── The data ──

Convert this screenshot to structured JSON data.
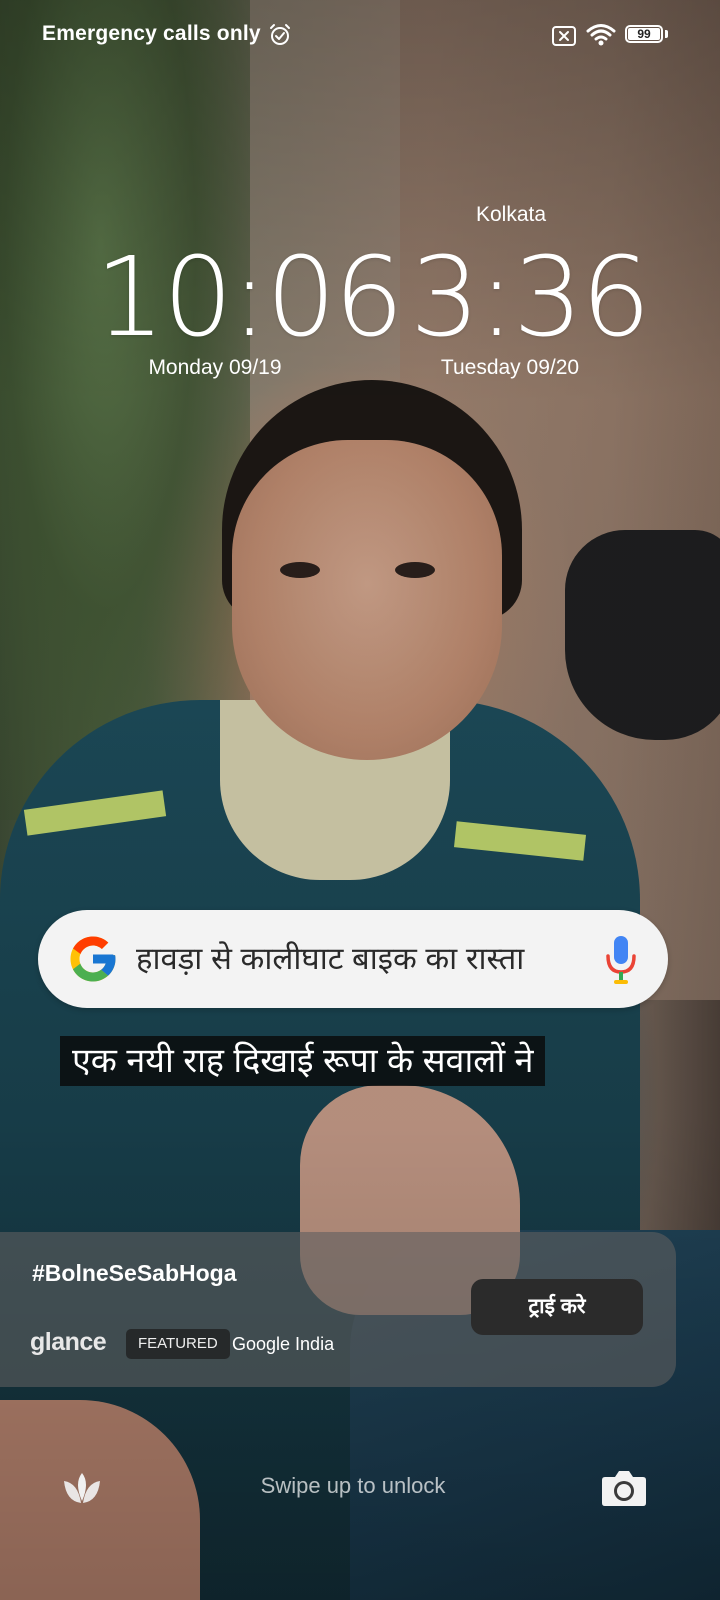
{
  "status_bar": {
    "carrier_text": "Emergency calls only",
    "battery_level": "99",
    "icons": [
      "alarm-icon",
      "sim-off-icon",
      "wifi-icon",
      "battery-icon"
    ]
  },
  "clocks": {
    "local": {
      "time": "10:06",
      "date": "Monday 09/19"
    },
    "world": {
      "city": "Kolkata",
      "time": "3:36",
      "date": "Tuesday 09/20"
    }
  },
  "ad": {
    "search_query": "हावड़ा से कालीघाट बाइक का रास्ता",
    "caption": "एक नयी राह दिखाई रूपा के सवालों ने"
  },
  "glance_card": {
    "hashtag": "#BolneSeSabHoga",
    "brand": "glance",
    "badge": "FEATURED",
    "advertiser": "Google India",
    "cta_label": "ट्राई करे"
  },
  "bottom": {
    "swipe_hint": "Swipe up to unlock",
    "left_icon": "glance-lotus-icon",
    "right_icon": "camera-icon"
  }
}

───

# Work to complete
What comes back should match the records exactly, minus any pictures.

# Result of this task
Convert this screenshot to structured JSON data.
{
  "status_bar": {
    "carrier_text": "Emergency calls only",
    "battery_level": "99",
    "icons": [
      "alarm-icon",
      "sim-off-icon",
      "wifi-icon",
      "battery-icon"
    ]
  },
  "clocks": {
    "local": {
      "time": "10:06",
      "date": "Monday 09/19"
    },
    "world": {
      "city": "Kolkata",
      "time": "3:36",
      "date": "Tuesday 09/20"
    }
  },
  "ad": {
    "search_query": "हावड़ा से कालीघाट बाइक का रास्ता",
    "caption": "एक नयी राह दिखाई रूपा के सवालों ने"
  },
  "glance_card": {
    "hashtag": "#BolneSeSabHoga",
    "brand": "glance",
    "badge": "FEATURED",
    "advertiser": "Google India",
    "cta_label": "ट्राई करे"
  },
  "bottom": {
    "swipe_hint": "Swipe up to unlock",
    "left_icon": "glance-lotus-icon",
    "right_icon": "camera-icon"
  }
}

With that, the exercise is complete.